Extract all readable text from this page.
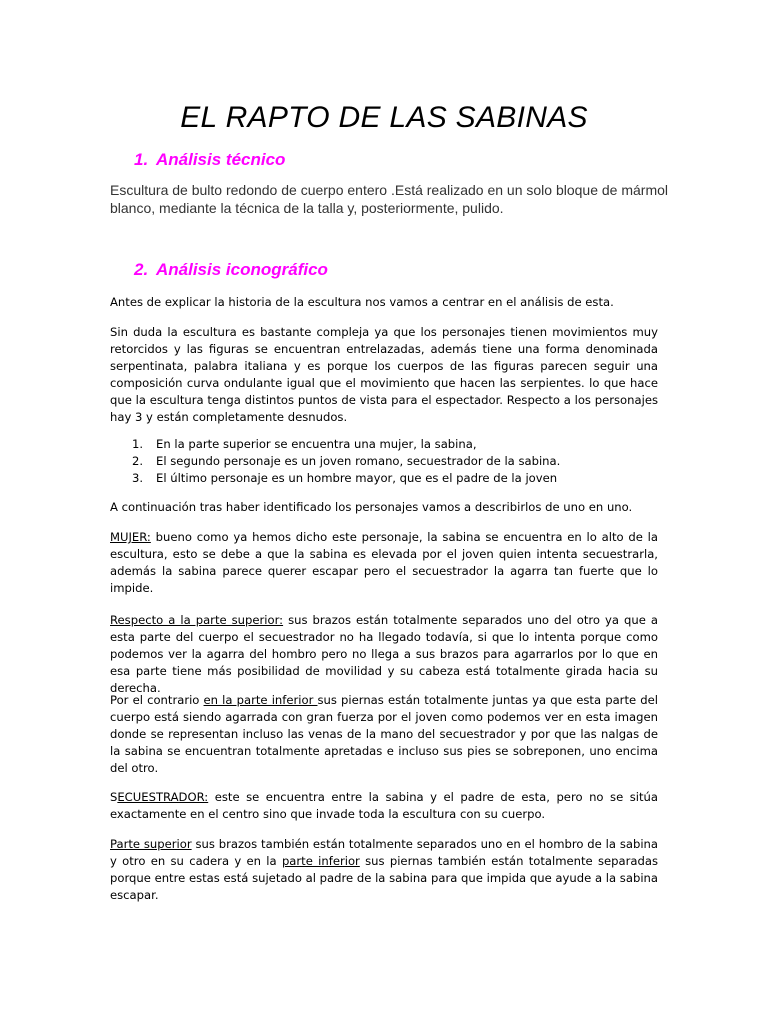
EL RAPTO DE LAS SABINAS
1. Análisis técnico

Escultura de bulto redondo de cuerpo entero .Está realizado en un solo bloque de mármol blanco, mediante la técnica de la talla y, posteriormente, pulido.

2. Análisis iconográfico

Antes de explicar la historia de la escultura nos vamos a centrar en el análisis de esta.

Sin duda la escultura es bastante compleja ya que los personajes tienen movimientos muy retorcidos y las figuras se encuentran entrelazadas, además tiene una forma denominada serpentinata, palabra italiana y es porque los cuerpos de las figuras parecen seguir una composición curva ondulante igual que el movimiento que hacen las serpientes. lo que hace que la escultura tenga distintos puntos de vista para el espectador. Respecto a los personajes hay 3 y están completamente desnudos.

1. En la parte superior se encuentra una mujer, la sabina,
2. El segundo personaje es un joven romano, secuestrador de la sabina.
3. El último personaje es un hombre mayor, que es el padre de la joven

A continuación tras haber identificado los personajes vamos a describirlos de uno en uno.

MUJER: bueno como ya hemos dicho este personaje, la sabina se encuentra en lo alto de la escultura, esto se debe a que la sabina es elevada por el joven quien intenta secuestrarla, además la sabina parece querer escapar pero el secuestrador la agarra tan fuerte que lo impide.

Respecto a la parte superior: sus brazos están totalmente separados uno del otro ya que a esta parte del cuerpo el secuestrador no ha llegado todavía, si que lo intenta porque como podemos ver la agarra del hombro pero no llega a sus brazos para agarrarlos por lo que en esa parte tiene más posibilidad de movilidad y su cabeza está totalmente girada hacia su derecha.

Por el contrario en la parte inferior sus piernas están totalmente juntas ya que esta parte del cuerpo está siendo agarrada con gran fuerza por el joven como podemos ver en esta imagen donde se representan incluso las venas de la mano del secuestrador y por que las nalgas de la sabina se encuentran totalmente apretadas e incluso sus pies se sobreponen, uno encima del otro.

SECUESTRADOR: este se encuentra entre la sabina y el padre de esta, pero no se sitúa exactamente en el centro sino que invade toda la escultura con su cuerpo.

Parte superior sus brazos también están totalmente separados uno en el hombro de la sabina y otro en su cadera y en la parte inferior sus piernas también están totalmente separadas porque entre estas está sujetado al padre de la sabina para que impida que ayude a la sabina escapar.
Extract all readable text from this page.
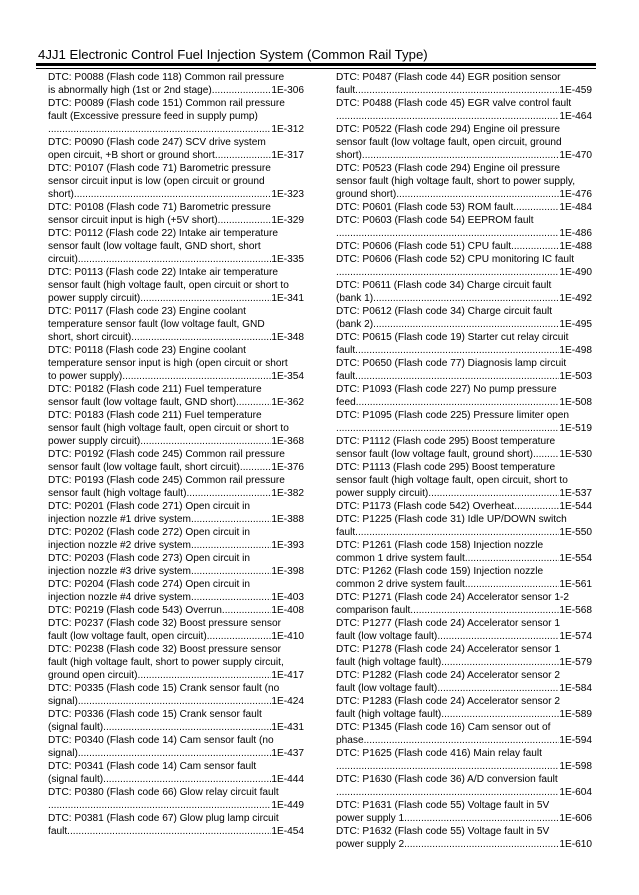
4JJ1 Electronic Control Fuel Injection System (Common Rail Type)
DTC: P0088 (Flash code 118) Common rail pressure
is abnormally high (1st or 2nd stage) .....	1E-306
DTC: P0089 (Flash code 151) Common rail pressure
fault (Excessive pressure feed in supply pump)
.....
1E-312
DTC: P0090 (Flash code 247) SCV drive system
open circuit, +B short or ground short .....	1E-317
DTC: P0107 (Flash code 71) Barometric pressure
sensor circuit input is low (open circuit or ground
short) .....	1E-323
DTC: P0108 (Flash code 71) Barometric pressure
sensor circuit input is high (+5V short) .....	1E-329
DTC: P0112 (Flash code 22) Intake air temperature
sensor fault (low voltage fault, GND short, short
circuit) .....	1E-335
DTC: P0113 (Flash code 22) Intake air temperature
sensor fault (high voltage fault, open circuit or short to
power supply circuit) .....	1E-341
DTC: P0117 (Flash code 23) Engine coolant
temperature sensor fault (low voltage fault, GND
short, short circuit) .....	1E-348
DTC: P0118 (Flash code 23) Engine coolant
temperature sensor input is high (open circuit or short
to power supply) .....	1E-354
DTC: P0182 (Flash code 211) Fuel temperature
sensor fault (low voltage fault, GND short) .....	1E-362
DTC: P0183 (Flash code 211) Fuel temperature
sensor fault (high voltage fault, open circuit or short to
power supply circuit) .....	1E-368
DTC: P0192 (Flash code 245) Common rail pressure
sensor fault (low voltage fault, short circuit) .....	1E-376
DTC: P0193 (Flash code 245) Common rail pressure
sensor fault (high voltage fault) .....	1E-382
DTC: P0201 (Flash code 271) Open circuit in
injection nozzle #1 drive system .....	1E-388
DTC: P0202 (Flash code 272) Open circuit in
injection nozzle #2 drive system .....	1E-393
DTC: P0203 (Flash code 273) Open circuit in
injection nozzle #3 drive system .....	1E-398
DTC: P0204 (Flash code 274) Open circuit in
injection nozzle #4 drive system .....	1E-403
DTC: P0219 (Flash code 543) Overrun .....	1E-408
DTC: P0237 (Flash code 32) Boost pressure sensor
fault (low voltage fault, open circuit) .....	1E-410
DTC: P0238 (Flash code 32) Boost pressure sensor
fault (high voltage fault, short to power supply circuit,
ground open circuit) .....	1E-417
DTC: P0335 (Flash code 15) Crank sensor fault (no
signal) .....	1E-424
DTC: P0336 (Flash code 15) Crank sensor fault
(signal fault) .....	1E-431
DTC: P0340 (Flash code 14) Cam sensor fault (no
signal) .....	1E-437
DTC: P0341 (Flash code 14) Cam sensor fault
(signal fault) .....	1E-444
DTC: P0380 (Flash code 66) Glow relay circuit fault
.....
1E-449
DTC: P0381 (Flash code 67) Glow plug lamp circuit
fault .....	1E-454
DTC: P0487 (Flash code 44) EGR position sensor
fault .....	1E-459
DTC: P0488 (Flash code 45) EGR valve control fault
.....
1E-464
DTC: P0522 (Flash code 294) Engine oil pressure
sensor fault (low voltage fault, open circuit, ground
short) .....	1E-470
DTC: P0523 (Flash code 294) Engine oil pressure
sensor fault (high voltage fault, short to power supply,
ground short) .....	1E-476
DTC: P0601 (Flash code 53) ROM fault .....	1E-484
DTC: P0603 (Flash code 54) EEPROM fault
.....
1E-486
DTC: P0606 (Flash code 51) CPU fault .....	1E-488
DTC: P0606 (Flash code 52) CPU monitoring IC fault
.....
1E-490
DTC: P0611 (Flash code 34) Charge circuit fault
(bank 1) .....	1E-492
DTC: P0612 (Flash code 34) Charge circuit fault
(bank 2) .....	1E-495
DTC: P0615 (Flash code 19) Starter cut relay circuit
fault .....	1E-498
DTC: P0650 (Flash code 77) Diagnosis lamp circuit
fault .....	1E-503
DTC: P1093 (Flash code 227) No pump pressure
feed .....	1E-508
DTC: P1095 (Flash code 225) Pressure limiter open
.....
1E-519
DTC: P1112 (Flash code 295) Boost temperature
sensor fault (low voltage fault, ground short) .....	1E-530
DTC: P1113 (Flash code 295) Boost temperature
sensor fault (high voltage fault, open circuit, short to
power supply circuit) .....	1E-537
DTC: P1173 (Flash code 542) Overheat .....	1E-544
DTC: P1225 (Flash code 31) Idle UP/DOWN switch
fault .....	1E-550
DTC: P1261 (Flash code 158) Injection nozzle
common 1 drive system fault .....	1E-554
DTC: P1262 (Flash code 159) Injection nozzle
common 2 drive system fault .....	1E-561
DTC: P1271 (Flash code 24) Accelerator sensor 1-2
comparison fault .....	1E-568
DTC: P1277 (Flash code 24) Accelerator sensor 1
fault (low voltage fault) .....	1E-574
DTC: P1278 (Flash code 24) Accelerator sensor 1
fault (high voltage fault) .....	1E-579
DTC: P1282 (Flash code 24) Accelerator sensor 2
fault (low voltage fault) .....	1E-584
DTC: P1283 (Flash code 24) Accelerator sensor 2
fault (high voltage fault) .....	1E-589
DTC: P1345 (Flash code 16) Cam sensor out of
phase .....	1E-594
DTC: P1625 (Flash code 416) Main relay fault
.....
1E-598
DTC: P1630 (Flash code 36) A/D conversion fault
.....
1E-604
DTC: P1631 (Flash code 55) Voltage fault in 5V
power supply 1 .....	1E-606
DTC: P1632 (Flash code 55) Voltage fault in 5V
power supply 2 .....	1E-610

■ **Task directions**
Transcribe the preceding listing in its entirety and with exact wording, leaving out pictures.

■ **Exercise answer**
Extract all readable text from this page.
EL RAPTO DE LAS SABINAS
1. Análisis técnico

Escultura de bulto redondo de cuerpo entero .Está realizado en un solo bloque de mármol blanco, mediante la técnica de la talla y, posteriormente, pulido.

2. Análisis iconográfico

Antes de explicar la historia de la escultura nos vamos a centrar en el análisis de esta.

Sin duda la escultura es bastante compleja ya que los personajes tienen movimientos muy retorcidos y las figuras se encuentran entrelazadas, además tiene una forma denominada serpentinata, palabra italiana y es porque los cuerpos de las figuras parecen seguir una composición curva ondulante igual que el movimiento que hacen las serpientes. lo que hace que la escultura tenga distintos puntos de vista para el espectador. Respecto a los personajes hay 3 y están completamente desnudos.

1. En la parte superior se encuentra una mujer, la sabina,
2. El segundo personaje es un joven romano, secuestrador de la sabina.
3. El último personaje es un hombre mayor, que es el padre de la joven

A continuación tras haber identificado los personajes vamos a describirlos de uno en uno.

MUJER: bueno como ya hemos dicho este personaje, la sabina se encuentra en lo alto de la escultura, esto se debe a que la sabina es elevada por el joven quien intenta secuestrarla, además la sabina parece querer escapar pero el secuestrador la agarra tan fuerte que lo impide.

Respecto a la parte superior: sus brazos están totalmente separados uno del otro ya que a esta parte del cuerpo el secuestrador no ha llegado todavía, si que lo intenta porque como podemos ver la agarra del hombro pero no llega a sus brazos para agarrarlos por lo que en esa parte tiene más posibilidad de movilidad y su cabeza está totalmente girada hacia su derecha.

Por el contrario en la parte inferior sus piernas están totalmente juntas ya que esta parte del cuerpo está siendo agarrada con gran fuerza por el joven como podemos ver en esta imagen donde se representan incluso las venas de la mano del secuestrador y por que las nalgas de la sabina se encuentran totalmente apretadas e incluso sus pies se sobreponen, uno encima del otro.

SECUESTRADOR: este se encuentra entre la sabina y el padre de esta, pero no se sitúa exactamente en el centro sino que invade toda la escultura con su cuerpo.

Parte superior sus brazos también están totalmente separados uno en el hombro de la sabina y otro en su cadera y en la parte inferior sus piernas también están totalmente separadas porque entre estas está sujetado al padre de la sabina para que impida que ayude a la sabina escapar.
Extract all readable text from this page.
4JJ1 Electronic Control Fuel Injection System (Common Rail Type)
DTC: P0088 (Flash code 118) Common rail pressure
is abnormally high (1st or 2nd stage) .....	1E-306
DTC: P0089 (Flash code 151) Common rail pressure
fault (Excessive pressure feed in supply pump)
.....
1E-312
DTC: P0090 (Flash code 247) SCV drive system
open circuit, +B short or ground short .....	1E-317
DTC: P0107 (Flash code 71) Barometric pressure
sensor circuit input is low (open circuit or ground
short) .....	1E-323
DTC: P0108 (Flash code 71) Barometric pressure
sensor circuit input is high (+5V short) .....	1E-329
DTC: P0112 (Flash code 22) Intake air temperature
sensor fault (low voltage fault, GND short, short
circuit) .....	1E-335
DTC: P0113 (Flash code 22) Intake air temperature
sensor fault (high voltage fault, open circuit or short to
power supply circuit) .....	1E-341
DTC: P0117 (Flash code 23) Engine coolant
temperature sensor fault (low voltage fault, GND
short, short circuit) .....	1E-348
DTC: P0118 (Flash code 23) Engine coolant
temperature sensor input is high (open circuit or short
to power supply) .....	1E-354
DTC: P0182 (Flash code 211) Fuel temperature
sensor fault (low voltage fault, GND short) .....	1E-362
DTC: P0183 (Flash code 211) Fuel temperature
sensor fault (high voltage fault, open circuit or short to
power supply circuit) .....	1E-368
DTC: P0192 (Flash code 245) Common rail pressure
sensor fault (low voltage fault, short circuit) .....	1E-376
DTC: P0193 (Flash code 245) Common rail pressure
sensor fault (high voltage fault) .....	1E-382
DTC: P0201 (Flash code 271) Open circuit in
injection nozzle #1 drive system .....	1E-388
DTC: P0202 (Flash code 272) Open circuit in
injection nozzle #2 drive system .....	1E-393
DTC: P0203 (Flash code 273) Open circuit in
injection nozzle #3 drive system .....	1E-398
DTC: P0204 (Flash code 274) Open circuit in
injection nozzle #4 drive system .....	1E-403
DTC: P0219 (Flash code 543) Overrun .....	1E-408
DTC: P0237 (Flash code 32) Boost pressure sensor
fault (low voltage fault, open circuit) .....	1E-410
DTC: P0238 (Flash code 32) Boost pressure sensor
fault (high voltage fault, short to power supply circuit,
ground open circuit) .....	1E-417
DTC: P0335 (Flash code 15) Crank sensor fault (no
signal) .....	1E-424
DTC: P0336 (Flash code 15) Crank sensor fault
(signal fault) .....	1E-431
DTC: P0340 (Flash code 14) Cam sensor fault (no
signal) .....	1E-437
DTC: P0341 (Flash code 14) Cam sensor fault
(signal fault) .....	1E-444
DTC: P0380 (Flash code 66) Glow relay circuit fault
.....
1E-449
DTC: P0381 (Flash code 67) Glow plug lamp circuit
fault .....	1E-454
DTC: P0487 (Flash code 44) EGR position sensor
fault .....	1E-459
DTC: P0488 (Flash code 45) EGR valve control fault
.....
1E-464
DTC: P0522 (Flash code 294) Engine oil pressure
sensor fault (low voltage fault, open circuit, ground
short) .....	1E-470
DTC: P0523 (Flash code 294) Engine oil pressure
sensor fault (high voltage fault, short to power supply,
ground short) .....	1E-476
DTC: P0601 (Flash code 53) ROM fault .....	1E-484
DTC: P0603 (Flash code 54) EEPROM fault
.....
1E-486
DTC: P0606 (Flash code 51) CPU fault .....	1E-488
DTC: P0606 (Flash code 52) CPU monitoring IC fault
.....
1E-490
DTC: P0611 (Flash code 34) Charge circuit fault
(bank 1) .....	1E-492
DTC: P0612 (Flash code 34) Charge circuit fault
(bank 2) .....	1E-495
DTC: P0615 (Flash code 19) Starter cut relay circuit
fault .....	1E-498
DTC: P0650 (Flash code 77) Diagnosis lamp circuit
fault .....	1E-503
DTC: P1093 (Flash code 227) No pump pressure
feed .....	1E-508
DTC: P1095 (Flash code 225) Pressure limiter open
.....
1E-519
DTC: P1112 (Flash code 295) Boost temperature
sensor fault (low voltage fault, ground short) .....	1E-530
DTC: P1113 (Flash code 295) Boost temperature
sensor fault (high voltage fault, open circuit, short to
power supply circuit) .....	1E-537
DTC: P1173 (Flash code 542) Overheat .....	1E-544
DTC: P1225 (Flash code 31) Idle UP/DOWN switch
fault .....	1E-550
DTC: P1261 (Flash code 158) Injection nozzle
common 1 drive system fault .....	1E-554
DTC: P1262 (Flash code 159) Injection nozzle
common 2 drive system fault .....	1E-561
DTC: P1271 (Flash code 24) Accelerator sensor 1-2
comparison fault .....	1E-568
DTC: P1277 (Flash code 24) Accelerator sensor 1
fault (low voltage fault) .....	1E-574
DTC: P1278 (Flash code 24) Accelerator sensor 1
fault (high voltage fault) .....	1E-579
DTC: P1282 (Flash code 24) Accelerator sensor 2
fault (low voltage fault) .....	1E-584
DTC: P1283 (Flash code 24) Accelerator sensor 2
fault (high voltage fault) .....	1E-589
DTC: P1345 (Flash code 16) Cam sensor out of
phase .....	1E-594
DTC: P1625 (Flash code 416) Main relay fault
.....
1E-598
DTC: P1630 (Flash code 36) A/D conversion fault
.....
1E-604
DTC: P1631 (Flash code 55) Voltage fault in 5V
power supply 1 .....	1E-606
DTC: P1632 (Flash code 55) Voltage fault in 5V
power supply 2 .....	1E-610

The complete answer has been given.